[Items listed in a dataset]
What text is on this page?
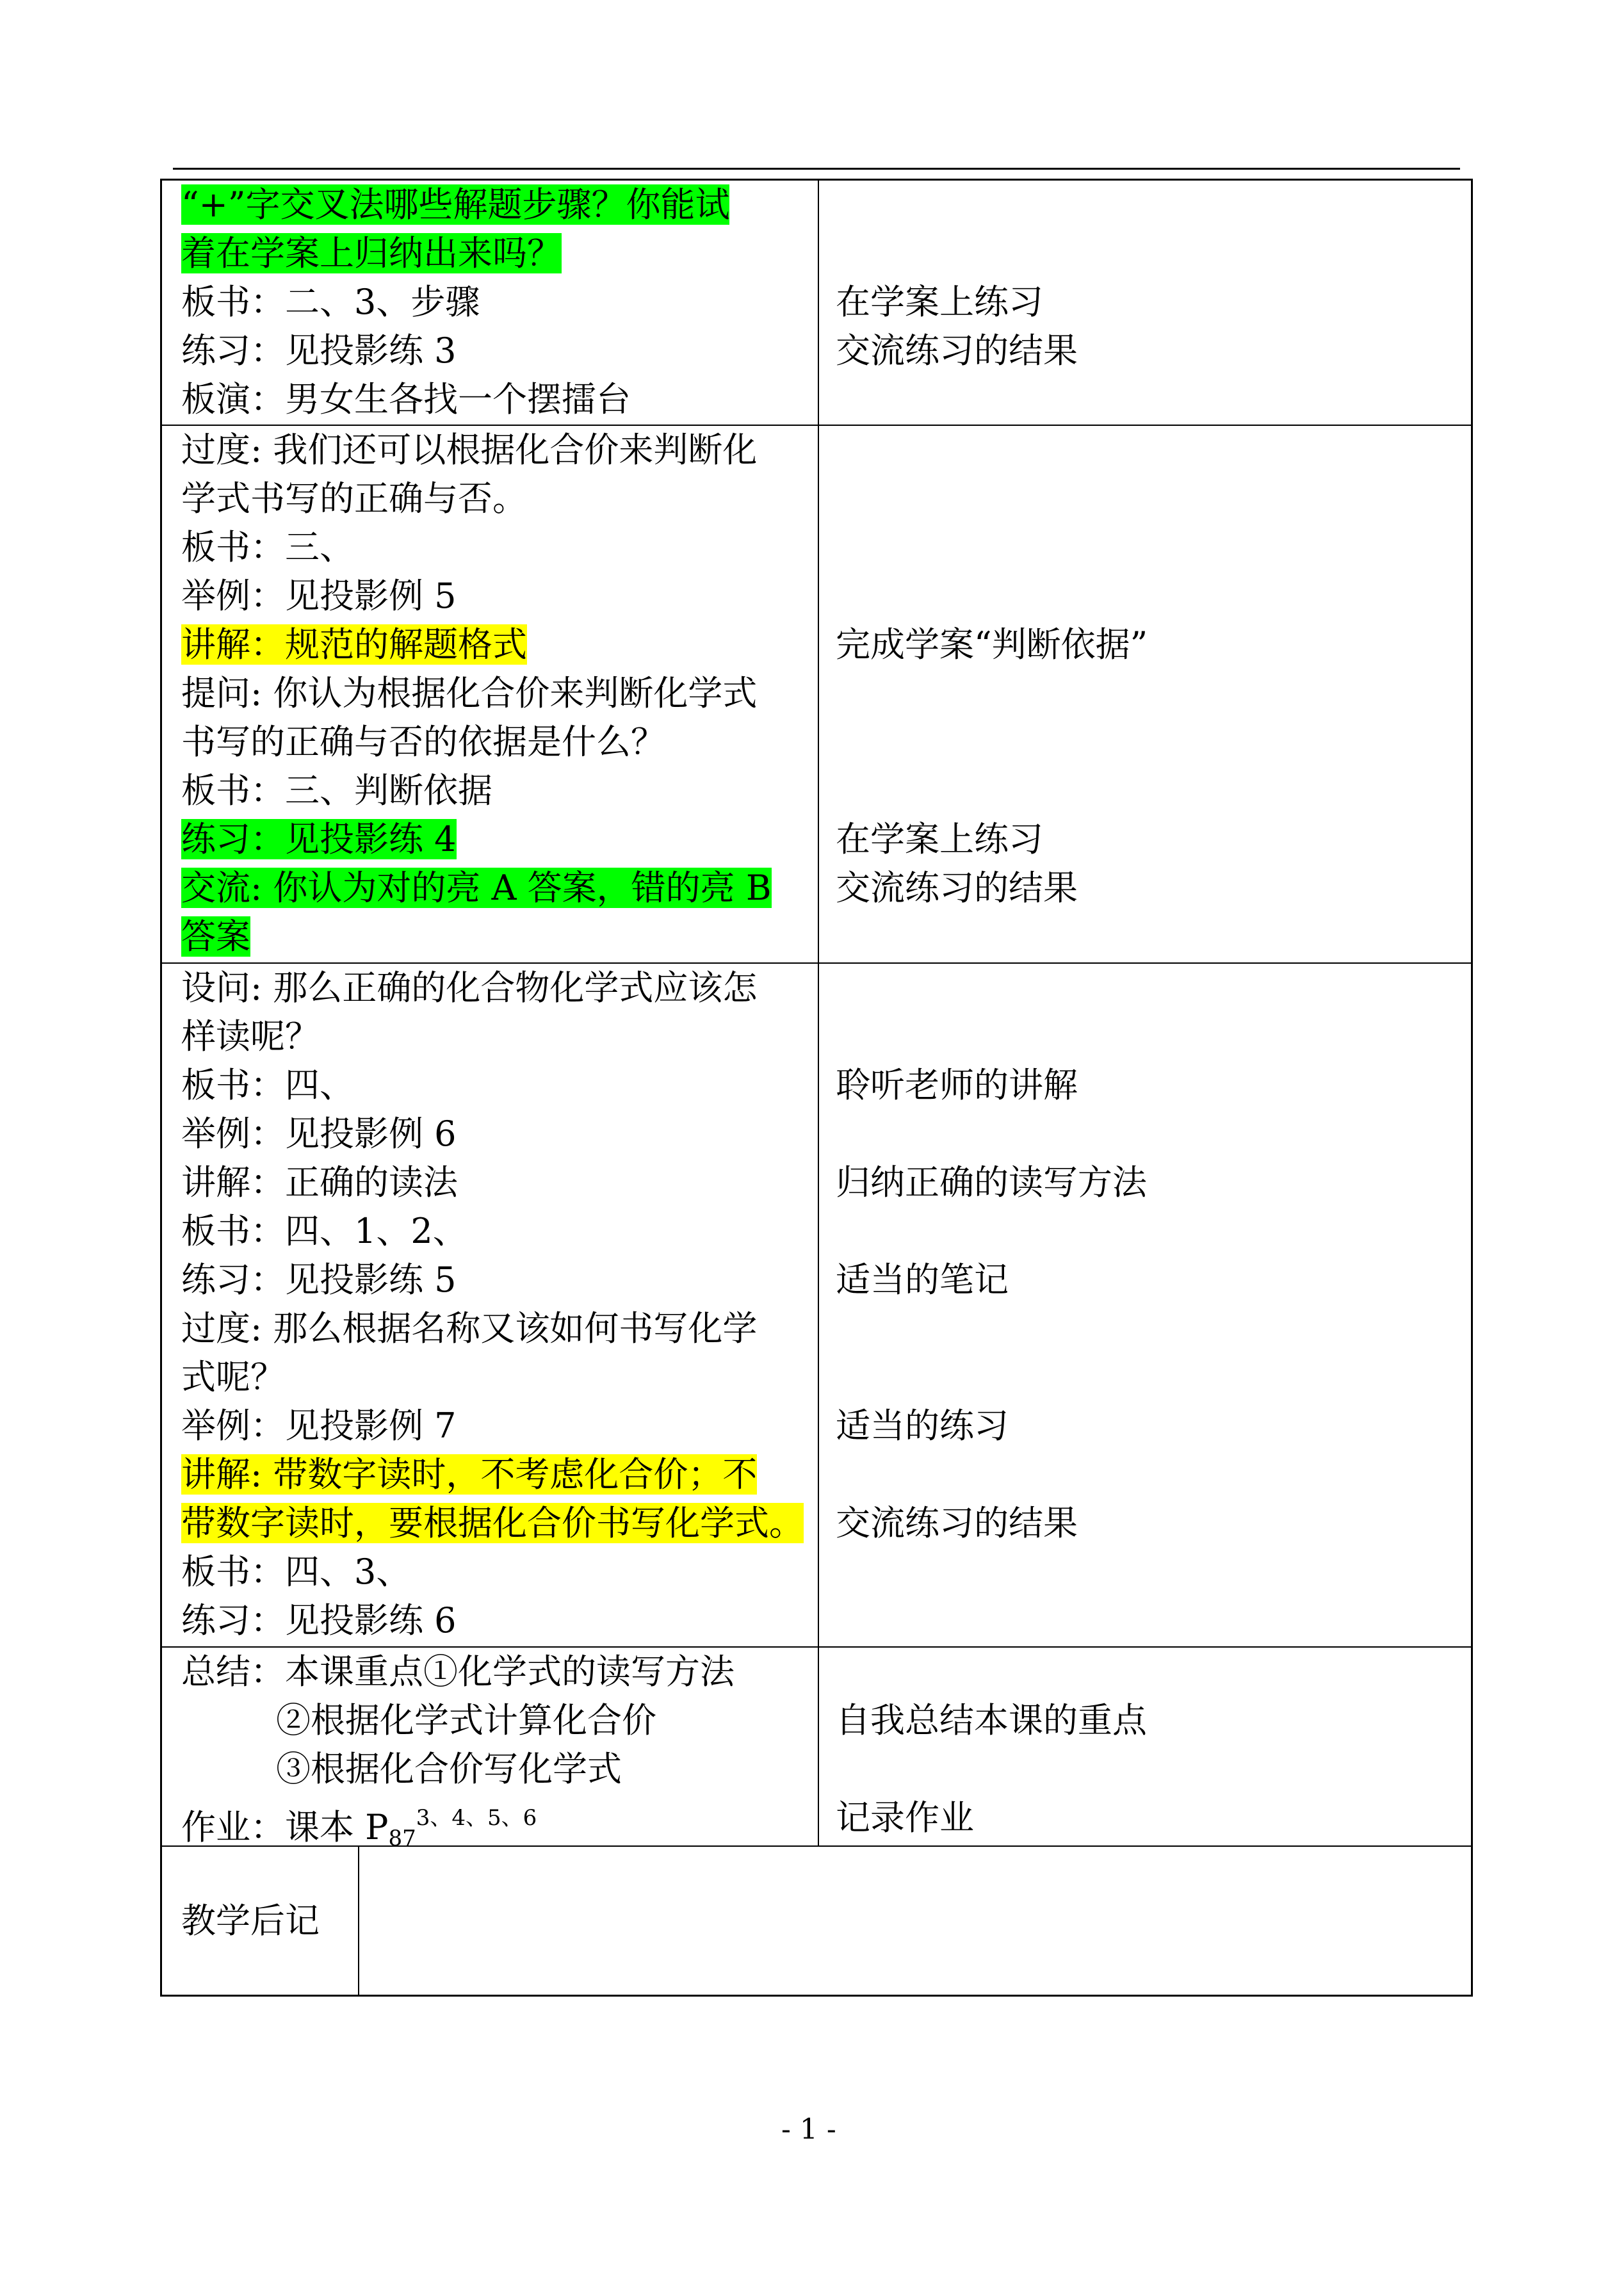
“+”字交叉法哪些解题步骤？你能试
着在学案上归纳出来吗？
板书：二、3、步骤
练习：见投影练 3
板演：男女生各找一个摆擂台
在学案上练习
交流练习的结果
过度: 我们还可以根据化合价来判断化
学式书写的正确与否。
板书：三、
举例：见投影例 5
讲解：规范的解题格式
提问: 你认为根据化合价来判断化学式
书写的正确与否的依据是什么？
板书：三、判断依据
练习：见投影练 4
交流: 你认为对的亮 A 答案，错的亮 B
答案
完成学案“判断依据”
在学案上练习
交流练习的结果
设问: 那么正确的化合物化学式应该怎
样读呢？
板书：四、
举例：见投影例 6
讲解：正确的读法
板书：四、1、2、
练习：见投影练 5
过度: 那么根据名称又该如何书写化学
式呢？
举例：见投影例 7
讲解: 带数字读时，不考虑化合价；不
带数字读时，要根据化合价书写化学式。
板书：四、3、
练习：见投影练 6
聆听老师的讲解
归纳正确的读写方法
适当的笔记
适当的练习
交流练习的结果
总结：本课重点①化学式的读写方法
②根据化学式计算化合价
③根据化合价写化学式
作业：课本 $P_{87}^{3、4、5、6}$
自我总结本课的重点
记录作业
教学后记
- 1 -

EXERCISE DESCRIPTION » Omit every image. Quote each record exactly.

WRITTEN SOLUTION »
What text is on this page?
“+”字交叉法哪些解题步骤？你能试
着在学案上归纳出来吗？
板书：二、3、步骤
练习：见投影练 3
板演：男女生各找一个摆擂台
在学案上练习
交流练习的结果
过度: 我们还可以根据化合价来判断化
学式书写的正确与否。
板书：三、
举例：见投影例 5
讲解：规范的解题格式
提问: 你认为根据化合价来判断化学式
书写的正确与否的依据是什么？
板书：三、判断依据
练习：见投影练 4
交流: 你认为对的亮 A 答案，错的亮 B
答案
完成学案“判断依据”
在学案上练习
交流练习的结果
设问: 那么正确的化合物化学式应该怎
样读呢？
板书：四、
举例：见投影例 6
讲解：正确的读法
板书：四、1、2、
练习：见投影练 5
过度: 那么根据名称又该如何书写化学
式呢？
举例：见投影例 7
讲解: 带数字读时，不考虑化合价；不
带数字读时，要根据化合价书写化学式。
板书：四、3、
练习：见投影练 6
聆听老师的讲解
归纳正确的读写方法
适当的笔记
适当的练习
交流练习的结果
总结：本课重点①化学式的读写方法
②根据化学式计算化合价
③根据化合价写化学式
作业：课本 $P_{87}^{3、4、5、6}$
自我总结本课的重点
记录作业
教学后记
- 1 -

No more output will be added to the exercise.